SUPPLIED RECORDS
----------

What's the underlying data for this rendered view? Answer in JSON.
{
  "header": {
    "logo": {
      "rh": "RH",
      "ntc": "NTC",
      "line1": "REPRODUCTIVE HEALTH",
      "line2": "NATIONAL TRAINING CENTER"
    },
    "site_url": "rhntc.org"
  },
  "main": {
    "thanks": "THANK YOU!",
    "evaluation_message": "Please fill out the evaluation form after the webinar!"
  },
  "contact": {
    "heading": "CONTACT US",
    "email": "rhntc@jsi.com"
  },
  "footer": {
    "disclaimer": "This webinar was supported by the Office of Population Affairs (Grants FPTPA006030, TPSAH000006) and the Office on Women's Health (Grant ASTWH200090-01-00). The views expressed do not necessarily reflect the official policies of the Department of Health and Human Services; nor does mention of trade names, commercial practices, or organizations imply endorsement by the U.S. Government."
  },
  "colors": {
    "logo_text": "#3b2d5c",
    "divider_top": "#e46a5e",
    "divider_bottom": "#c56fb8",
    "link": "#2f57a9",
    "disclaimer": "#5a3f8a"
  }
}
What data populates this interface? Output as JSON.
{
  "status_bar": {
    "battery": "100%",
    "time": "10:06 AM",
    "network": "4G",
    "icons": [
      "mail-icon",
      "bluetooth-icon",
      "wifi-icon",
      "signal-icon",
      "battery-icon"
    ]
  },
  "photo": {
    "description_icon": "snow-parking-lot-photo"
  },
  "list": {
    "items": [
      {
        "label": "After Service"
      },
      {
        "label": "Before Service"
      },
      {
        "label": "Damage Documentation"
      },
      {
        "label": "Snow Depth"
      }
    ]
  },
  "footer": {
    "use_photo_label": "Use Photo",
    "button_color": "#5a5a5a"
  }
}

----------

YOUR TASK
Nothing but the lines from the one with "What data populates" through the last line should be repeated, each exactly as it stands.

WORKED ANSWER
What data populates this interface? Output as JSON.
{
  "status_bar": {
    "battery": "100%",
    "time": "10:06 AM",
    "network": "4G",
    "icons": [
      "mail-icon",
      "bluetooth-icon",
      "wifi-icon",
      "signal-icon",
      "battery-icon"
    ]
  },
  "photo": {
    "description_icon": "snow-parking-lot-photo"
  },
  "list": {
    "items": [
      {
        "label": "After Service"
      },
      {
        "label": "Before Service"
      },
      {
        "label": "Damage Documentation"
      },
      {
        "label": "Snow Depth"
      }
    ]
  },
  "footer": {
    "use_photo_label": "Use Photo",
    "button_color": "#5a5a5a"
  }
}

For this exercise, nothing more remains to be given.